• **RECORDS FOR THIS TASK**:

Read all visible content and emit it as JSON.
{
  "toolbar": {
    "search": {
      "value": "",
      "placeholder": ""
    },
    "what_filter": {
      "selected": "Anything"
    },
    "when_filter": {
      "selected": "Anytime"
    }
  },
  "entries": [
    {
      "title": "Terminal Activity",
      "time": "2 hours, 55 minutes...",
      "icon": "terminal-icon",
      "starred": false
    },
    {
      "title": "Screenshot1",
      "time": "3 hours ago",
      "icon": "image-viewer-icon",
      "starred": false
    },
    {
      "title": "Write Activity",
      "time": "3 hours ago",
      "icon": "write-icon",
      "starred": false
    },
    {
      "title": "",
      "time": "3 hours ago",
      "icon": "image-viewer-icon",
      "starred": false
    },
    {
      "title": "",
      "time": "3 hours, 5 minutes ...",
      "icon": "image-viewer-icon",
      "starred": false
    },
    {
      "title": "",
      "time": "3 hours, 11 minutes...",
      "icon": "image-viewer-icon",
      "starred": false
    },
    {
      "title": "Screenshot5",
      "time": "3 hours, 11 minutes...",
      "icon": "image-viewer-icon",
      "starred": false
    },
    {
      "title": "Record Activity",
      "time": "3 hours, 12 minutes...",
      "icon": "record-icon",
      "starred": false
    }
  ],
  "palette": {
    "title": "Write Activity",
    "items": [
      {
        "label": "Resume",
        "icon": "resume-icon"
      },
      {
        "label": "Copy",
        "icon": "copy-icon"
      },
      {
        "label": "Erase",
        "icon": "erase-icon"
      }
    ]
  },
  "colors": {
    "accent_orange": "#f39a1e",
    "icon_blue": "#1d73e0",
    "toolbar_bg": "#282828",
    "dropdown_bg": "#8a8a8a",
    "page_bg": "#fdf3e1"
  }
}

• **GOAL OF THE EXERCISE**:
Go through the listing above line by line and say how many lines hold the word "title". Reply with that number only.

• **OUTPUT BELOW**:
9